### [WHAT THIS TASK INVOLVES]
Every line of the material below must be repeated exactly.

### [TASK INPUT]
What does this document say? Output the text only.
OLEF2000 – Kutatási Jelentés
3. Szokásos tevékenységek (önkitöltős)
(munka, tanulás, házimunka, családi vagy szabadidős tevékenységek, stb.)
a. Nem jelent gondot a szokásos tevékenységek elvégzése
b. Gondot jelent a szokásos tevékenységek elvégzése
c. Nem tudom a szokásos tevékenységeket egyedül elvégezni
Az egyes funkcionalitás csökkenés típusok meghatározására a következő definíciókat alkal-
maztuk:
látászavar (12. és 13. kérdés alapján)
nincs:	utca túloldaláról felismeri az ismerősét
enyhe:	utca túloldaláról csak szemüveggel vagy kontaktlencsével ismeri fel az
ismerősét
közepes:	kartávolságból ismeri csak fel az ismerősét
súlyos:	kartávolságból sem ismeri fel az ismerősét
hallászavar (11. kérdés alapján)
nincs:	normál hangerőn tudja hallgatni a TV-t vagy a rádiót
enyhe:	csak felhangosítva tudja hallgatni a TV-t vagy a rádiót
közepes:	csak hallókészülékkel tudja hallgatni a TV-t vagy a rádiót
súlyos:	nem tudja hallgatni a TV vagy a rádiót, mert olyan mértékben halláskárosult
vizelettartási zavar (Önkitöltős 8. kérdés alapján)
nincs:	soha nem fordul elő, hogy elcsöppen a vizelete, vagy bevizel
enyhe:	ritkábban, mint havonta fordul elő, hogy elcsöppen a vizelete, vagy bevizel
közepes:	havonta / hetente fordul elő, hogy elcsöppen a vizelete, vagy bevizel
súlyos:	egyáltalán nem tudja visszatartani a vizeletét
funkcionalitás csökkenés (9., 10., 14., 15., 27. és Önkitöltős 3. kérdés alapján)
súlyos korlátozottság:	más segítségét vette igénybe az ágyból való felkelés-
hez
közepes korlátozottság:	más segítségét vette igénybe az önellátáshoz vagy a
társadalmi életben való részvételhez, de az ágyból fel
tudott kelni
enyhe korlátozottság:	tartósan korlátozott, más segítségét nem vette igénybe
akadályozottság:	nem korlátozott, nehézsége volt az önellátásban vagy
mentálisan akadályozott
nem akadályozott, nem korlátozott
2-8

### [OUTPUT OF THE TASK]
What does this document say? Output the text only.
OLEF2000 – Kutatási Jelentés
3. Szokásos tevékenységek (önkitöltős)
(munka, tanulás, házimunka, családi vagy szabadidős tevékenységek, stb.)
a. Nem jelent gondot a szokásos tevékenységek elvégzése
b. Gondot jelent a szokásos tevékenységek elvégzése
c. Nem tudom a szokásos tevékenységeket egyedül elvégezni
Az egyes funkcionalitás csökkenés típusok meghatározására a következő definíciókat alkal-
maztuk:
látászavar (12. és 13. kérdés alapján)
nincs:	utca túloldaláról felismeri az ismerősét
enyhe:	utca túloldaláról csak szemüveggel vagy kontaktlencsével ismeri fel az
ismerősét
közepes:	kartávolságból ismeri csak fel az ismerősét
súlyos:	kartávolságból sem ismeri fel az ismerősét
hallászavar (11. kérdés alapján)
nincs:	normál hangerőn tudja hallgatni a TV-t vagy a rádiót
enyhe:	csak felhangosítva tudja hallgatni a TV-t vagy a rádiót
közepes:	csak hallókészülékkel tudja hallgatni a TV-t vagy a rádiót
súlyos:	nem tudja hallgatni a TV vagy a rádiót, mert olyan mértékben halláskárosult
vizelettartási zavar (Önkitöltős 8. kérdés alapján)
nincs:	soha nem fordul elő, hogy elcsöppen a vizelete, vagy bevizel
enyhe:	ritkábban, mint havonta fordul elő, hogy elcsöppen a vizelete, vagy bevizel
közepes:	havonta / hetente fordul elő, hogy elcsöppen a vizelete, vagy bevizel
súlyos:	egyáltalán nem tudja visszatartani a vizeletét
funkcionalitás csökkenés (9., 10., 14., 15., 27. és Önkitöltős 3. kérdés alapján)
súlyos korlátozottság:	más segítségét vette igénybe az ágyból való felkelés-
hez
közepes korlátozottság:	más segítségét vette igénybe az önellátáshoz vagy a
társadalmi életben való részvételhez, de az ágyból fel
tudott kelni
enyhe korlátozottság:	tartósan korlátozott, más segítségét nem vette igénybe
akadályozottság:	nem korlátozott, nehézsége volt az önellátásban vagy
mentálisan akadályozott
nem akadályozott, nem korlátozott
2-8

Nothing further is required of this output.